Task description:
Quote only the lines that start at the line with "Transcribe the text in this document." and run to the end of the entries; omit the pictures.

# Data excerpts start

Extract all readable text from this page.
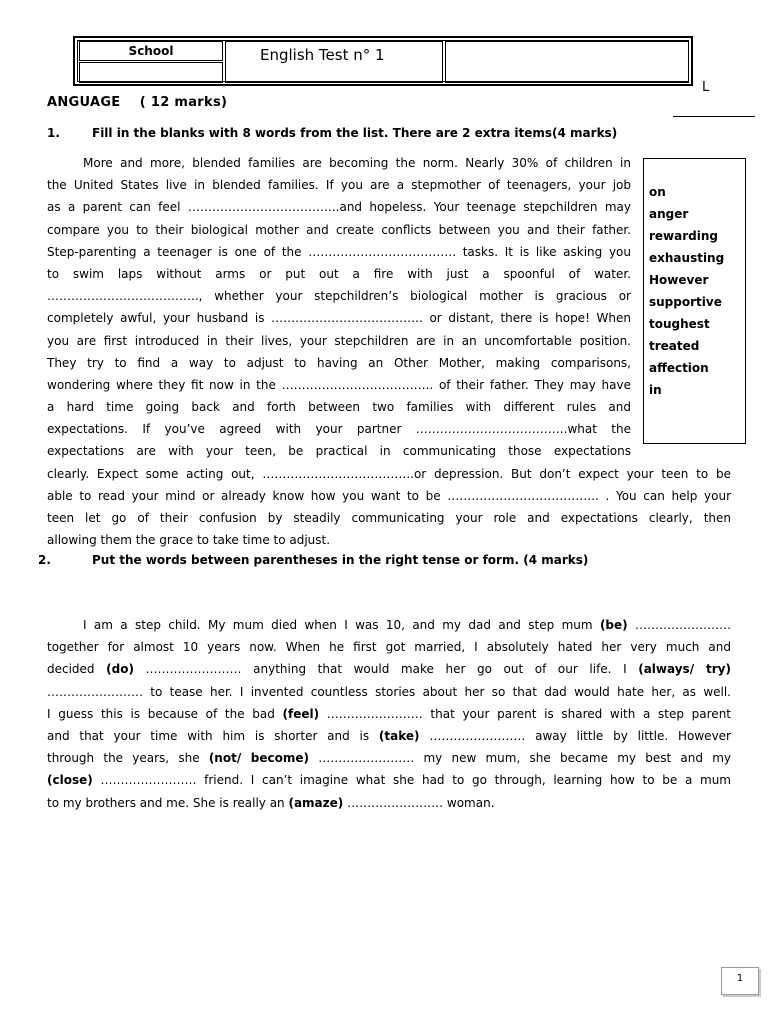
School	English Test n° 1
L
ANGUAGE    ( 12 marks)
1.	Fill in the blanks with 8 words from the list. There are 2 extra items(4 marks)
More and more, blended families are becoming the norm. Nearly 30% of children in
the United States live in blended families. If you are a stepmother of teenagers, your job
as a parent can feel ………………………………..and hopeless. Your teenage stepchildren may
compare you to their biological mother and create conflicts between you and their father.
Step-parenting a teenager is one of the ………………………………. tasks. It is like asking you
to swim laps without arms or put out a fire with just a spoonful of water.
……………………………….., whether your stepchildren’s biological mother is gracious or
completely awful, your husband is ……………………………….. or distant, there is hope! When
you are first introduced in their lives, your stepchildren are in an uncomfortable position.
They try to find a way to adjust to having an Other Mother, making comparisons,
wondering where they fit now in the ……………………………….. of their father. They may have
a hard time going back and forth between two families with different rules and
expectations. If you’ve agreed with your partner ………………………………..what the
expectations are with your teen, be practical in communicating those expectations
clearly. Expect some acting out, ………………………………..or depression. But don’t expect your teen to be
able to read your mind or already know how you want to be ……………………………….. . You can help your
teen let go of their confusion by steadily communicating your role and expectations clearly, then
allowing them the grace to take time to adjust.
on
anger
rewarding
exhausting
However
supportive
toughest
treated
affection
in
2.	Put the words between parentheses in the right tense or form. (4 marks)
I am a step child. My mum died when I was 10, and my dad and step mum (be) ……………………
together for almost 10 years now. When he first got married, I absolutely hated her very much and
decided (do) …………………… anything that would make her go out of our life. I (always/ try)
…………………… to tease her. I invented countless stories about her so that dad would hate her, as well.
I guess this is because of the bad (feel) …………………… that your parent is shared with a step parent
and that your time with him is shorter and is (take) …………………… away little by little. However
through the years, she (not/ become) …………………… my new mum, she became my best and my
(close) …………………… friend. I can’t imagine what she had to go through, learning how to be a mum
to my brothers and me. She is really an (amaze) …………………… woman.
1
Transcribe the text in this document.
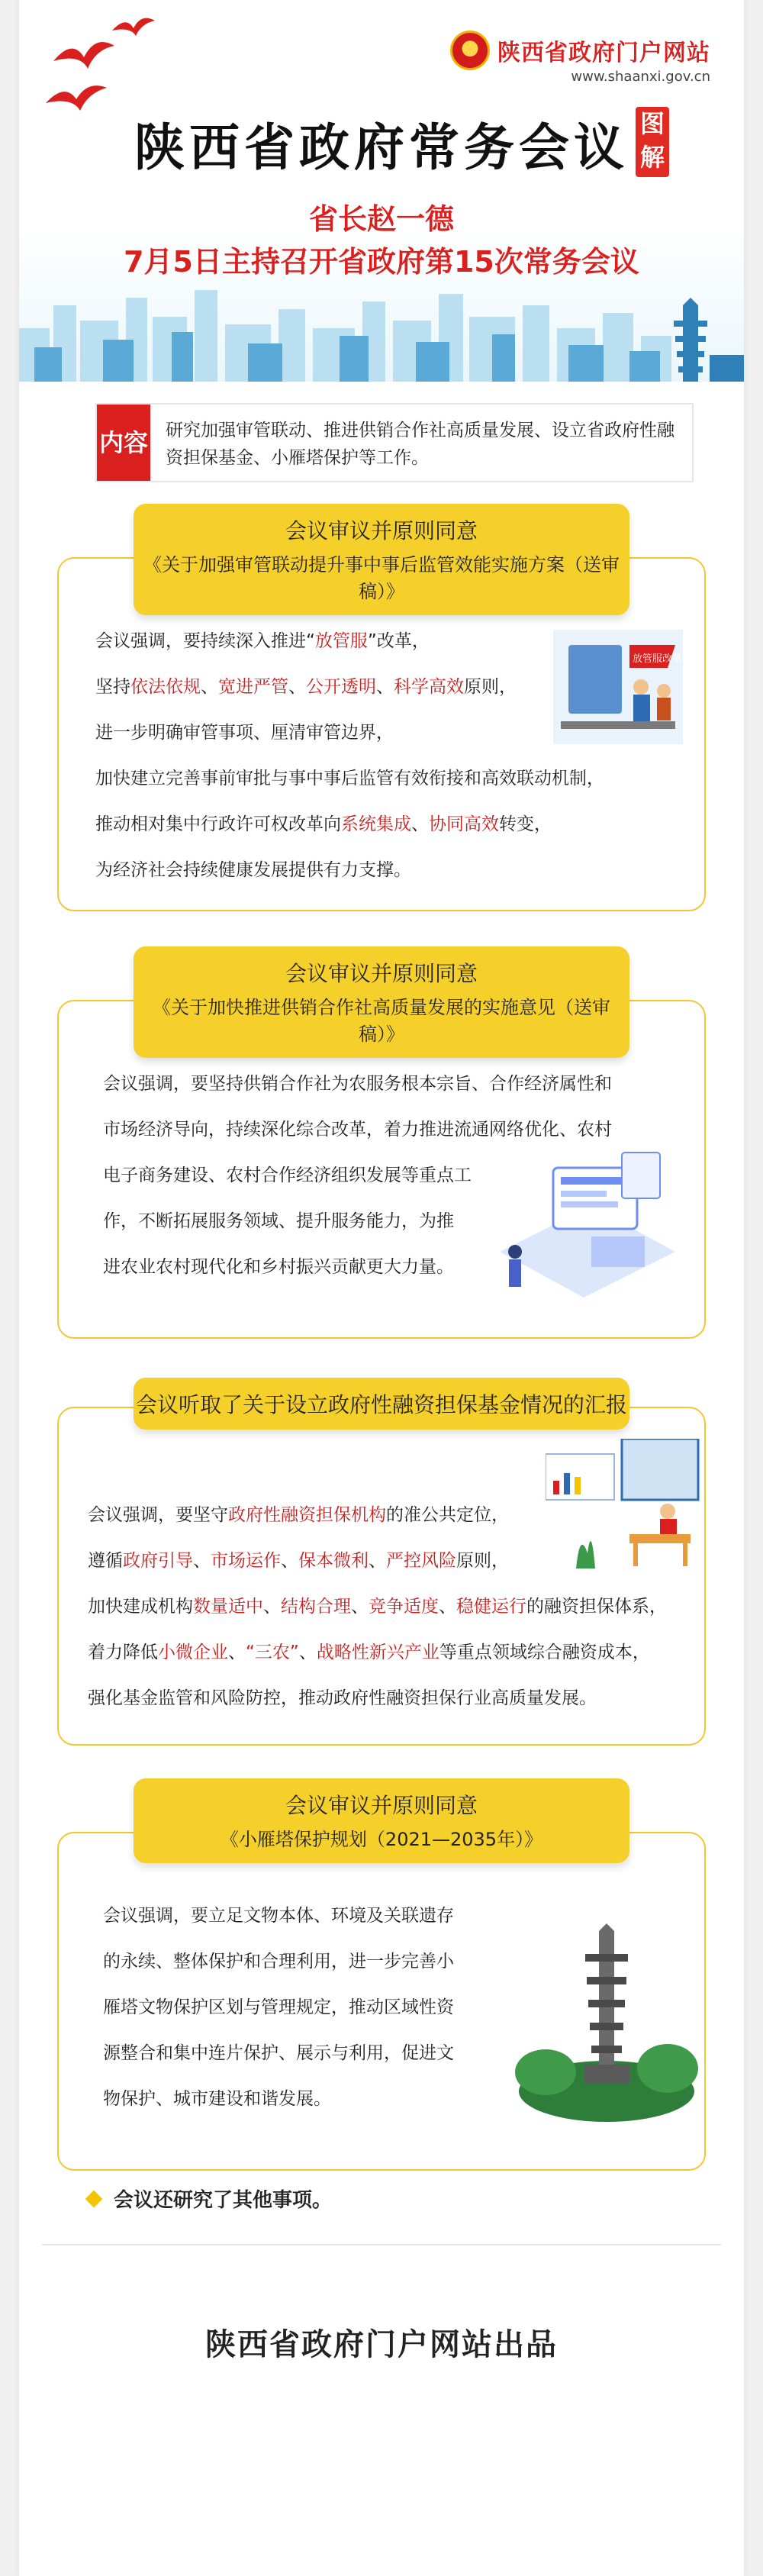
陕西省政府门户网站
www.shaanxi.gov.cn
陕西省政府常务会议 图解
省长赵一德
7月5日主持召开省政府第15次常务会议
内容	研究加强审管联动、推进供销合作社高质量发展、设立省政府性融资担保基金、小雁塔保护等工作。
会议审议并原则同意
《关于加强审管联动提升事中事后监管效能实施方案（送审稿）》
会议强调，要持续深入推进“放管服”改革，
坚持依法依规、宽进严管、公开透明、科学高效原则，
进一步明确审管事项、厘清审管边界，
加快建立完善事前审批与事中事后监管有效衔接和高效联动机制，
推动相对集中行政许可权改革向系统集成、协同高效转变，
为经济社会持续健康发展提供有力支撑。
放管服改革
会议审议并原则同意
《关于加快推进供销合作社高质量发展的实施意见（送审稿）》
会议强调，要坚持供销合作社为农服务根本宗旨、合作经济属性和
市场经济导向，持续深化综合改革，着力推进流通网络优化、农村
电子商务建设、农村合作经济组织发展等重点工
作，不断拓展服务领域、提升服务能力，为推
进农业农村现代化和乡村振兴贡献更大力量。
会议听取了关于设立政府性融资担保基金情况的汇报
会议强调，要坚守政府性融资担保机构的准公共定位，
遵循政府引导、市场运作、保本微利、严控风险原则，
加快建成机构数量适中、结构合理、竞争适度、稳健运行的融资担保体系，
着力降低小微企业、“三农”、战略性新兴产业等重点领域综合融资成本，
强化基金监管和风险防控，推动政府性融资担保行业高质量发展。
会议审议并原则同意
《小雁塔保护规划（2021—2035年）》
会议强调，要立足文物本体、环境及关联遗存
的永续、整体保护和合理利用，进一步完善小
雁塔文物保护区划与管理规定，推动区域性资
源整合和集中连片保护、展示与利用，促进文
物保护、城市建设和谐发展。
会议还研究了其他事项。
陕西省政府门户网站出品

# Data excerpts end

Response to the task:
Transcribe the text in this document.
陕西省政府门户网站
www.shaanxi.gov.cn
陕西省政府常务会议 图解
省长赵一德
7月5日主持召开省政府第15次常务会议
内容	研究加强审管联动、推进供销合作社高质量发展、设立省政府性融资担保基金、小雁塔保护等工作。
会议审议并原则同意
《关于加强审管联动提升事中事后监管效能实施方案（送审稿）》
会议强调，要持续深入推进“放管服”改革，
坚持依法依规、宽进严管、公开透明、科学高效原则，
进一步明确审管事项、厘清审管边界，
加快建立完善事前审批与事中事后监管有效衔接和高效联动机制，
推动相对集中行政许可权改革向系统集成、协同高效转变，
为经济社会持续健康发展提供有力支撑。
放管服改革
会议审议并原则同意
《关于加快推进供销合作社高质量发展的实施意见（送审稿）》
会议强调，要坚持供销合作社为农服务根本宗旨、合作经济属性和
市场经济导向，持续深化综合改革，着力推进流通网络优化、农村
电子商务建设、农村合作经济组织发展等重点工
作，不断拓展服务领域、提升服务能力，为推
进农业农村现代化和乡村振兴贡献更大力量。
会议听取了关于设立政府性融资担保基金情况的汇报
会议强调，要坚守政府性融资担保机构的准公共定位，
遵循政府引导、市场运作、保本微利、严控风险原则，
加快建成机构数量适中、结构合理、竞争适度、稳健运行的融资担保体系，
着力降低小微企业、“三农”、战略性新兴产业等重点领域综合融资成本，
强化基金监管和风险防控，推动政府性融资担保行业高质量发展。
会议审议并原则同意
《小雁塔保护规划（2021—2035年）》
会议强调，要立足文物本体、环境及关联遗存
的永续、整体保护和合理利用，进一步完善小
雁塔文物保护区划与管理规定，推动区域性资
源整合和集中连片保护、展示与利用，促进文
物保护、城市建设和谐发展。
会议还研究了其他事项。
陕西省政府门户网站出品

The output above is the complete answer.